- [Instruction]: Exactly as written, retype the listing below, omitting the pictures.

- [Data shown]:

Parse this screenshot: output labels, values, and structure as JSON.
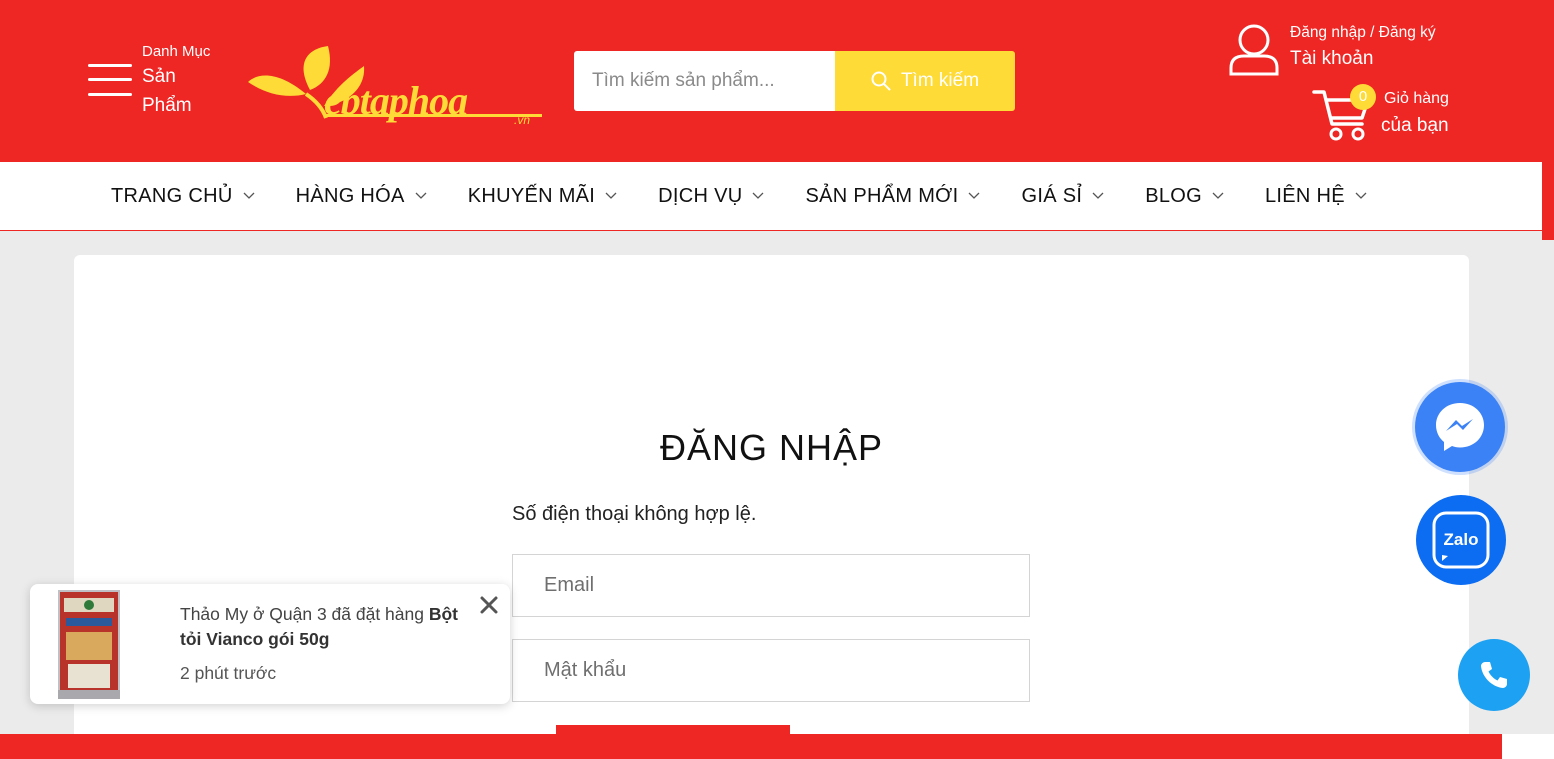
{
  "header": {
    "menu": {
      "small": "Danh Mục",
      "big": "Sản Phẩm"
    },
    "logo_text": "ebtaphoa",
    "logo_suffix": ".vn",
    "search": {
      "placeholder": "Tìm kiếm sản phẩm...",
      "button_label": "Tìm kiếm"
    },
    "account": {
      "small": "Đăng nhập / Đăng ký",
      "big": "Tài khoản"
    },
    "cart": {
      "count": "0",
      "small": "Giỏ hàng",
      "big": "của bạn"
    }
  },
  "nav": {
    "items": [
      {
        "label": "TRANG CHỦ"
      },
      {
        "label": "HÀNG HÓA"
      },
      {
        "label": "KHUYẾN MÃI"
      },
      {
        "label": "DỊCH VỤ"
      },
      {
        "label": "SẢN PHẨM MỚI"
      },
      {
        "label": "GIÁ SỈ"
      },
      {
        "label": "BLOG"
      },
      {
        "label": "LIÊN HỆ"
      }
    ]
  },
  "login": {
    "title": "ĐĂNG NHẬP",
    "error": "Số điện thoại không hợp lệ.",
    "email_placeholder": "Email",
    "password_placeholder": "Mật khẩu"
  },
  "toast": {
    "message_prefix": "Thảo My ở Quận 3 đã đặt hàng ",
    "product_name": "Bột tỏi Vianco gói 50g",
    "time": "2 phút trước"
  },
  "floating": {
    "zalo_label": "Zalo"
  },
  "colors": {
    "brand_red": "#ee2624",
    "accent_yellow": "#fedb36",
    "messenger_blue": "#3b82f6",
    "zalo_blue": "#0c6cf2",
    "phone_blue": "#1da1f2"
  }
}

- [The response]:
Parse this screenshot: output labels, values, and structure as JSON.
{
  "header": {
    "menu": {
      "small": "Danh Mục",
      "big": "Sản Phẩm"
    },
    "logo_text": "ebtaphoa",
    "logo_suffix": ".vn",
    "search": {
      "placeholder": "Tìm kiếm sản phẩm...",
      "button_label": "Tìm kiếm"
    },
    "account": {
      "small": "Đăng nhập / Đăng ký",
      "big": "Tài khoản"
    },
    "cart": {
      "count": "0",
      "small": "Giỏ hàng",
      "big": "của bạn"
    }
  },
  "nav": {
    "items": [
      {
        "label": "TRANG CHỦ"
      },
      {
        "label": "HÀNG HÓA"
      },
      {
        "label": "KHUYẾN MÃI"
      },
      {
        "label": "DỊCH VỤ"
      },
      {
        "label": "SẢN PHẨM MỚI"
      },
      {
        "label": "GIÁ SỈ"
      },
      {
        "label": "BLOG"
      },
      {
        "label": "LIÊN HỆ"
      }
    ]
  },
  "login": {
    "title": "ĐĂNG NHẬP",
    "error": "Số điện thoại không hợp lệ.",
    "email_placeholder": "Email",
    "password_placeholder": "Mật khẩu"
  },
  "toast": {
    "message_prefix": "Thảo My ở Quận 3 đã đặt hàng ",
    "product_name": "Bột tỏi Vianco gói 50g",
    "time": "2 phút trước"
  },
  "floating": {
    "zalo_label": "Zalo"
  },
  "colors": {
    "brand_red": "#ee2624",
    "accent_yellow": "#fedb36",
    "messenger_blue": "#3b82f6",
    "zalo_blue": "#0c6cf2",
    "phone_blue": "#1da1f2"
  }
}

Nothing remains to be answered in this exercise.